Any forward-looking statements are based upon our historical performance and on our current plans, estimates and expectations. The inclusion of this forward-looking information should not be regarded as a representation by us that the future plans, estimates or expectations will be achieved. Such forward-looking statements are subject to various risks and uncertainties and assumptions. A number of important factors could cause our actual results or performance to differ materially from those indicated by such forward looking statements, including: the loss, reduction or change in terms of any of our primary contracts; the availability of government funding for our products and services both domestically and internationally; changes in government and customer priorities and requirements (including cost-cutting initiatives, the potential deferral of awards, terminations or reduction of expenditures to respond to the priorities of congress and the administration, or budgetary cuts resulting from congressional committee recommendations or automatic sequestration under the Budget Control Act of 2011); the risk that the anticipated benefits and synergies from the strategic combination of the Company and GeoEye, Inc. cannot be fully realized or may take longer to realize than expected; adjustments to the fair value of certain of the Company's assets and liabilities, including estimates made in connection with the strategic combination of the Company and GeoEye, Inc.; the outcome of pending or threatened litigation; the loss or impairment of our satellites; delays in the construction and launch of any of our satellites; delays in implementation of planned ground system and infrastructure enhancements; loss or damage to the content contained in our imagery archives; interruption or failure of our ground system and other infrastructure, decrease in demand for our imagery products and services; increased competition that may reduce our market share or cause us to lower our prices; our failure to obtain or maintain required regulatory approvals and licenses; changes in U.S. foreign law or regulation that may limit our ability to distribute our imagery products and services; the costs associated with being a public company and other important factors, all as described more fully in our filings with the Securities and Exchange Commission, including our Annual Report on Form 10-K.

---

## ACTIVITY LIST
A - According to the forward-looking statements passage, under which law could automatic sequestration lead to budgetary cuts?
B - Condense the forward-looking statements passage's paragraph beginning "Any forward-looking statements are based upon" into a bulleted list that keeps its main facts.
C - Write the next part of the forward-looking statements passage, starting after its final sentence.
The records have nothing to do with this.

Dataset entries:
---

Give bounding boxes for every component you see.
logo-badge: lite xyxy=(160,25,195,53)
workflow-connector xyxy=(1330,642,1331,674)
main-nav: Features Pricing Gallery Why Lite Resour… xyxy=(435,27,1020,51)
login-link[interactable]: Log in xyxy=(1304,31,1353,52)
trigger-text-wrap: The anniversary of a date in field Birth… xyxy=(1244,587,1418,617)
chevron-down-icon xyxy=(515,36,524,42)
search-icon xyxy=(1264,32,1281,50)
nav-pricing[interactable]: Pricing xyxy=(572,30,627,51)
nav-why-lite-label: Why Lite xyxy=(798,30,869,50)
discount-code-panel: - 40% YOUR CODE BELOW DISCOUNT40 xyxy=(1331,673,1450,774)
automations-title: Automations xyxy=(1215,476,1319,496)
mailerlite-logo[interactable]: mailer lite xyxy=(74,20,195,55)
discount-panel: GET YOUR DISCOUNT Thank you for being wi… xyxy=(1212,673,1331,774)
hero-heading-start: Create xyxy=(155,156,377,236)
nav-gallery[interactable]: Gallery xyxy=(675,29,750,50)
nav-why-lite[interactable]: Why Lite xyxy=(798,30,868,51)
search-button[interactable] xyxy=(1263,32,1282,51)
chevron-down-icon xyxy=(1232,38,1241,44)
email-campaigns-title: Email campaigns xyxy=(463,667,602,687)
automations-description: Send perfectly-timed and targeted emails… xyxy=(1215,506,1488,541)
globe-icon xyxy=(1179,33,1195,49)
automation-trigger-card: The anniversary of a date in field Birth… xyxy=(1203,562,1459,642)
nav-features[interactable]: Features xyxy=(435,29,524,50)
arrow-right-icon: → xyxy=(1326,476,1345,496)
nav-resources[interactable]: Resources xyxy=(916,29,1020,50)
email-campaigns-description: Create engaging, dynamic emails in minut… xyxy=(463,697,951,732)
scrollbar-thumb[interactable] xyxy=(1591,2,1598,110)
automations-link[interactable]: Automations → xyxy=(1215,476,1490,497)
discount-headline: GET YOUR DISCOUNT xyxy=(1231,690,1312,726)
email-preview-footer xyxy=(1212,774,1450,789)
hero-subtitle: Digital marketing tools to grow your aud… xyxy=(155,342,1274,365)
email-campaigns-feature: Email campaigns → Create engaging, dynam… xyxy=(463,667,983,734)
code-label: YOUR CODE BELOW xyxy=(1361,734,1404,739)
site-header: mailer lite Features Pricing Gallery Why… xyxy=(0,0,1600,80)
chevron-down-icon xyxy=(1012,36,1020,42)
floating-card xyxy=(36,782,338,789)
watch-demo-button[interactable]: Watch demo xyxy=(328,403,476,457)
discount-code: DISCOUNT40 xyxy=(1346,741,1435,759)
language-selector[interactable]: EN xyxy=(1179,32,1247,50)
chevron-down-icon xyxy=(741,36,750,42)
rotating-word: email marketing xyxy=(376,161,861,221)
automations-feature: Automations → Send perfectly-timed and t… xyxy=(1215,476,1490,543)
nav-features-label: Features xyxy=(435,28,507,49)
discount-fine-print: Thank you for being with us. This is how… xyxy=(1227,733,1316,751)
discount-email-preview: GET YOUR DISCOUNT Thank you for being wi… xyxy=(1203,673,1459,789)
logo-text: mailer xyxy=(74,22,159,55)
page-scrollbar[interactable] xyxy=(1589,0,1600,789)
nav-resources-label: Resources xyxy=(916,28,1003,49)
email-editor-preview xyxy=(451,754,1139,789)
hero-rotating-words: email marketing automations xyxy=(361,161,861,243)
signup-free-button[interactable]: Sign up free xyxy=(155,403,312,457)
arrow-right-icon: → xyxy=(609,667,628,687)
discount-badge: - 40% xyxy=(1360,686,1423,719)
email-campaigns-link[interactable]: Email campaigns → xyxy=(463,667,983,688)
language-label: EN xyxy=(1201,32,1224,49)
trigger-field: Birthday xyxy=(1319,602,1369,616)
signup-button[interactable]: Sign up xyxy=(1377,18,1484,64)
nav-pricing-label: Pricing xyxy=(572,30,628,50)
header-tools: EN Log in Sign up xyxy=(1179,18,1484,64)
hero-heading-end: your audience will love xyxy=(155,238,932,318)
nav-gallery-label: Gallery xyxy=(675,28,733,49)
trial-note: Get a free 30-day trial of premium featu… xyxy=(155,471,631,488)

---

## EXERCISE RESULTS
A - The Budget Control Act of 2011.

B -
- Forward-looking statements rest on historical performance and current plans, estimates and expectations.
- Including them does not mean the company represents that these plans, estimates or expectations will be achieved.
- The statements are subject to risks, uncertainties and assumptions.
- Factors that could make actual results differ materially include:
  - loss, reduction or changed terms of primary contracts
  - availability of government funding at home and abroad
  - shifts in government and customer priorities, including cost-cutting, deferred awards, terminations, reduced spending, or budget cuts from congressional committee recommendations or automatic sequestration under the Budget Control Act of 2011
  - the risk that benefits and synergies from the combination with GeoEye, Inc. cannot be fully realized or will take longer than expected
  - fair-value adjustments to assets and liabilities, including estimates tied to the GeoEye combination
  - pending or threatened litigation
  - loss or impairment of satellites, and delays in building and launching them
  - delays in planned ground system and infrastructure enhancements
  - loss of or damage to imagery archive content
  - interruption or failure of the ground system and other infrastructure
  - lower demand for imagery products and services
  - competition that could cut market share or force lower prices
  - failure to obtain or keep required regulatory approvals and licenses
  - changes in U.S. foreign law or regulation that could limit distribution of imagery products and services
  - the costs of being a public company
- These factors are described more fully in the company's SEC filings, including its Annual Report on Form 10-K.

C -
We undertake no obligation to update any forward-looking statement to reflect events or circumstances after the date on which the statement is made or to reflect the occurrence of unanticipated events. Readers are cautioned not to place undue reliance on any of these forward-looking statements.
Non-U.S. GAAP Financial Measures
EBITDA and Adjusted EBITDA are not recognized terms under generally accepted accounting principles ("U.S. GAAP") and may not be defined similarly by other companies. EBITDA and Adjusted EBITDA should not be considered alternatives to net income as indications of financial performance or as alternatives to cash flow from operations as measures of liquidity. There are limitations to using non-U.S. GAAP financial measures, including the difficulty associated with comparing companies in different industries that use similar performance measures whose calculations may differ from ours.
EBITDA and Adjusted EBITDA are key measures used in internal operating reports by management and the board of directors to evaluate the performance of our operations and are also used by analysts, investment banks and lenders for the same purpose. In 2012, EBITDA, excluding certain deal costs, is a measure being used as a key element of the company-wide bonus incentive plan. Prior to 2012, Adjusted EBITDA as previously defined had been a key element of the company-wide bonus incentive plan.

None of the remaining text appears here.